Output all lines exactly.
....
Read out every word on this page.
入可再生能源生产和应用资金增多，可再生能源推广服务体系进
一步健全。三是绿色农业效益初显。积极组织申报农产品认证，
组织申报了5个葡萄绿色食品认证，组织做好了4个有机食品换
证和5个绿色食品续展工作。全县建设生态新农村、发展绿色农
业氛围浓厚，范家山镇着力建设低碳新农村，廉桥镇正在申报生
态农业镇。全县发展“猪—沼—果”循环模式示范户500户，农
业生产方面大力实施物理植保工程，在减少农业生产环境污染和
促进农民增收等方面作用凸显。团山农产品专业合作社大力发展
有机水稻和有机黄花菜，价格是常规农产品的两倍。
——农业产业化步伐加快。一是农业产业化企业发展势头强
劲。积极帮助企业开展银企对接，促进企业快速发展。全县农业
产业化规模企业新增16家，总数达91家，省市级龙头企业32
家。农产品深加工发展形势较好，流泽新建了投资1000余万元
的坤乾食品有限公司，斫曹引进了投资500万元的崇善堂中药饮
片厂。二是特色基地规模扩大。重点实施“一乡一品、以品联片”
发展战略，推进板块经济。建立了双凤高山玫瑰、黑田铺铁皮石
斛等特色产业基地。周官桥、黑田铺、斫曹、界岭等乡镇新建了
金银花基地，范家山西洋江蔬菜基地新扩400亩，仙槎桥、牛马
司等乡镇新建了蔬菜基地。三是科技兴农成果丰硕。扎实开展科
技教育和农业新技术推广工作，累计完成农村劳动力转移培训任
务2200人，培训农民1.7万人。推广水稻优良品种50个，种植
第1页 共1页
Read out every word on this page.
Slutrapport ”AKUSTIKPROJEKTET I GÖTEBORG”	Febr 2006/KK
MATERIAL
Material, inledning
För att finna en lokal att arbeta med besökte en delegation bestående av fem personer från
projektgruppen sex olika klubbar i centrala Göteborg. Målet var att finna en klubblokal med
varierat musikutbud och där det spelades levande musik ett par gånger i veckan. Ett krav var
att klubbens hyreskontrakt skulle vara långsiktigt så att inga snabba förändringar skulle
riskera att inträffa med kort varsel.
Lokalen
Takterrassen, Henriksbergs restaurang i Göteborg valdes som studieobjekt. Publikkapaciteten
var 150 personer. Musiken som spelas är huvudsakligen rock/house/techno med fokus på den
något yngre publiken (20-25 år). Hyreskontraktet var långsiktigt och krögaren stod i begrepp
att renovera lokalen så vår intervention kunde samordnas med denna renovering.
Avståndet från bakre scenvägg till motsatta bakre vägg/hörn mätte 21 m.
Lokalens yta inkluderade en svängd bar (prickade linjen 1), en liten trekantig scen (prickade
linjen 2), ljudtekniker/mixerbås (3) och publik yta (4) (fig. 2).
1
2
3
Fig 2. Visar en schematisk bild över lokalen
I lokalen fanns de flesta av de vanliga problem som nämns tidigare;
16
....
Response -
Read out every word on this page.
入可再生能源生产和应用资金增多，可再生能源推广服务体系进
一步健全。三是绿色农业效益初显。积极组织申报农产品认证，
组织申报了5个葡萄绿色食品认证，组织做好了4个有机食品换
证和5个绿色食品续展工作。全县建设生态新农村、发展绿色农
业氛围浓厚，范家山镇着力建设低碳新农村，廉桥镇正在申报生
态农业镇。全县发展“猪—沼—果”循环模式示范户500户，农
业生产方面大力实施物理植保工程，在减少农业生产环境污染和
促进农民增收等方面作用凸显。团山农产品专业合作社大力发展
有机水稻和有机黄花菜，价格是常规农产品的两倍。
——农业产业化步伐加快。一是农业产业化企业发展势头强
劲。积极帮助企业开展银企对接，促进企业快速发展。全县农业
产业化规模企业新增16家，总数达91家，省市级龙头企业32
家。农产品深加工发展形势较好，流泽新建了投资1000余万元
的坤乾食品有限公司，斫曹引进了投资500万元的崇善堂中药饮
片厂。二是特色基地规模扩大。重点实施“一乡一品、以品联片”
发展战略，推进板块经济。建立了双凤高山玫瑰、黑田铺铁皮石
斛等特色产业基地。周官桥、黑田铺、斫曹、界岭等乡镇新建了
金银花基地，范家山西洋江蔬菜基地新扩400亩，仙槎桥、牛马
司等乡镇新建了蔬菜基地。三是科技兴农成果丰硕。扎实开展科
技教育和农业新技术推广工作，累计完成农村劳动力转移培训任
务2200人，培训农民1.7万人。推广水稻优良品种50个，种植
第1页 共1页
Read out every word on this page.
Slutrapport ”AKUSTIKPROJEKTET I GÖTEBORG”	Febr 2006/KK
MATERIAL
Material, inledning
För att finna en lokal att arbeta med besökte en delegation bestående av fem personer från
projektgruppen sex olika klubbar i centrala Göteborg. Målet var att finna en klubblokal med
varierat musikutbud och där det spelades levande musik ett par gånger i veckan. Ett krav var
att klubbens hyreskontrakt skulle vara långsiktigt så att inga snabba förändringar skulle
riskera att inträffa med kort varsel.
Lokalen
Takterrassen, Henriksbergs restaurang i Göteborg valdes som studieobjekt. Publikkapaciteten
var 150 personer. Musiken som spelas är huvudsakligen rock/house/techno med fokus på den
något yngre publiken (20-25 år). Hyreskontraktet var långsiktigt och krögaren stod i begrepp
att renovera lokalen så vår intervention kunde samordnas med denna renovering.
Avståndet från bakre scenvägg till motsatta bakre vägg/hörn mätte 21 m.
Lokalens yta inkluderade en svängd bar (prickade linjen 1), en liten trekantig scen (prickade
linjen 2), ljudtekniker/mixerbås (3) och publik yta (4) (fig. 2).
1
2
3
Fig 2. Visar en schematisk bild över lokalen
I lokalen fanns de flesta av de vanliga problem som nämns tidigare;
16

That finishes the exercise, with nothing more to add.